---------- MATERIAL TO PROCESS ----------
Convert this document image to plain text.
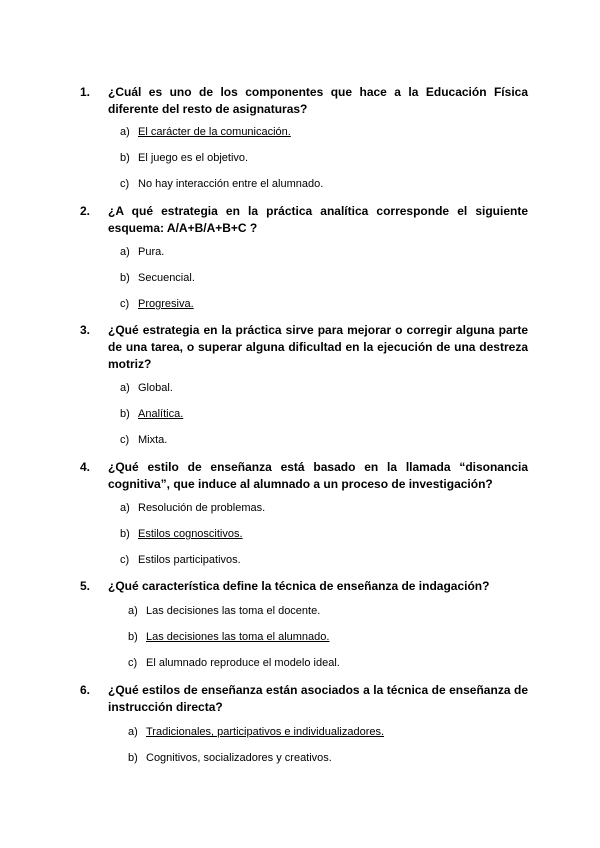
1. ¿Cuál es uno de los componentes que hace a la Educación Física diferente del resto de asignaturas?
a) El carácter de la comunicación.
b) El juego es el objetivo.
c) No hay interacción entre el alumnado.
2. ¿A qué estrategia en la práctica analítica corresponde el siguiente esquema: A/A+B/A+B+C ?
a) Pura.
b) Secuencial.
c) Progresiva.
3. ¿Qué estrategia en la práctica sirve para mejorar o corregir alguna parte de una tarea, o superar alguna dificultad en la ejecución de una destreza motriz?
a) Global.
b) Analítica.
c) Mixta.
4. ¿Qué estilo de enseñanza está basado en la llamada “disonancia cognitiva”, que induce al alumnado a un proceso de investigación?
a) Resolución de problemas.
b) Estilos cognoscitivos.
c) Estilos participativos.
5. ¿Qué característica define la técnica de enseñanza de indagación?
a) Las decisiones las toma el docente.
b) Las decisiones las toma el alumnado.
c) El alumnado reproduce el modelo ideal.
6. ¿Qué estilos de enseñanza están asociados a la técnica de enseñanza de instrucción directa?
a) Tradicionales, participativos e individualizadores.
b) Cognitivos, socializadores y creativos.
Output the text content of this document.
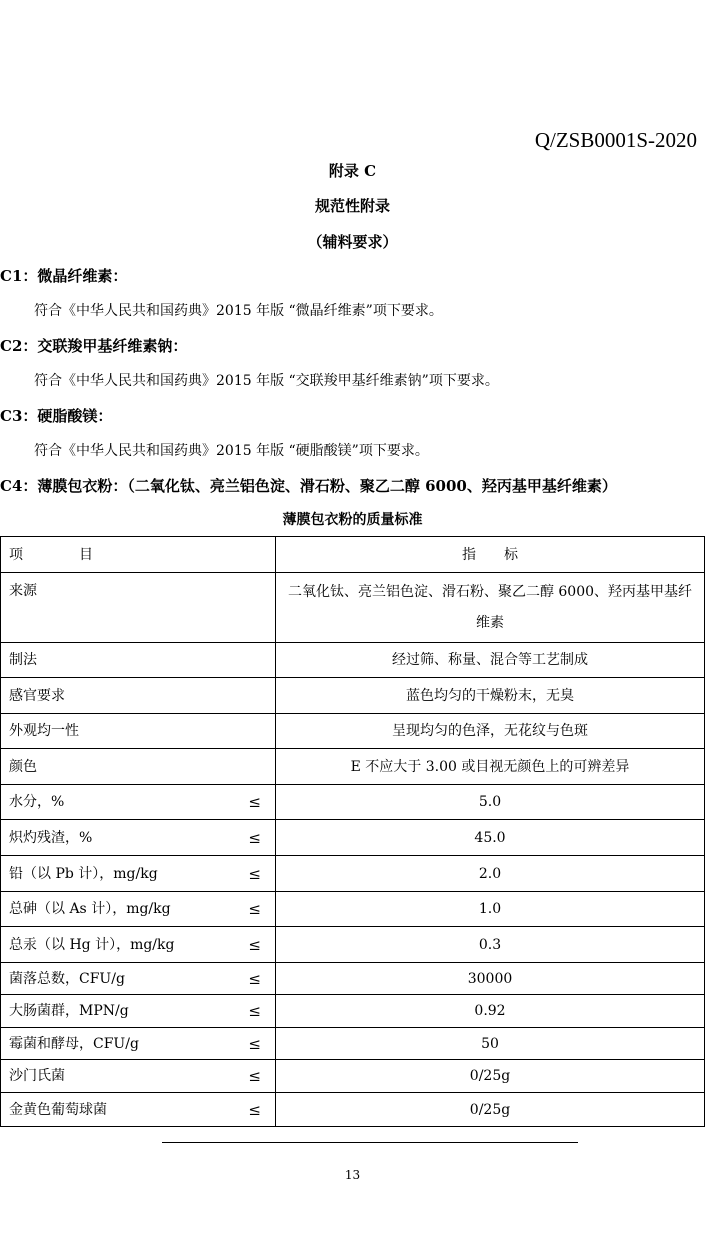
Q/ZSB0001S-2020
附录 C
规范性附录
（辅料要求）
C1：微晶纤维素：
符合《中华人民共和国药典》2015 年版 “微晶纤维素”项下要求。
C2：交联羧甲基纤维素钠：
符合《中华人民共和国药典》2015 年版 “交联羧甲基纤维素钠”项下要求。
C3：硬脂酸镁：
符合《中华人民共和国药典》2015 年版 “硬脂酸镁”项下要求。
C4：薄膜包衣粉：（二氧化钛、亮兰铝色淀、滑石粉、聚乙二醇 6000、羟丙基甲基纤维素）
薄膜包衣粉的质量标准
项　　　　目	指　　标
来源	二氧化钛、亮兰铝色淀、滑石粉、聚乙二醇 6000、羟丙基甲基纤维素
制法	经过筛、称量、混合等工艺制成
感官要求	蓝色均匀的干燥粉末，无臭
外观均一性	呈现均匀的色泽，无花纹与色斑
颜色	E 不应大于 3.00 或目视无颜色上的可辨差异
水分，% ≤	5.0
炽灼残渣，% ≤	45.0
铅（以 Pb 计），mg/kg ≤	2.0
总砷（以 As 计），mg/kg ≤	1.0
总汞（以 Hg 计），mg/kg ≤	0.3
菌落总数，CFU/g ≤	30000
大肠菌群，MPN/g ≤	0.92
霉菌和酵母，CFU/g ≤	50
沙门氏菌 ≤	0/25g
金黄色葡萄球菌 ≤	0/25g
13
----------
Search the data for the word "硬脂酸镁" and copy each line where it appears.

C3：硬脂酸镁：
符合《中华人民共和国药典》2015 年版 “硬脂酸镁”项下要求。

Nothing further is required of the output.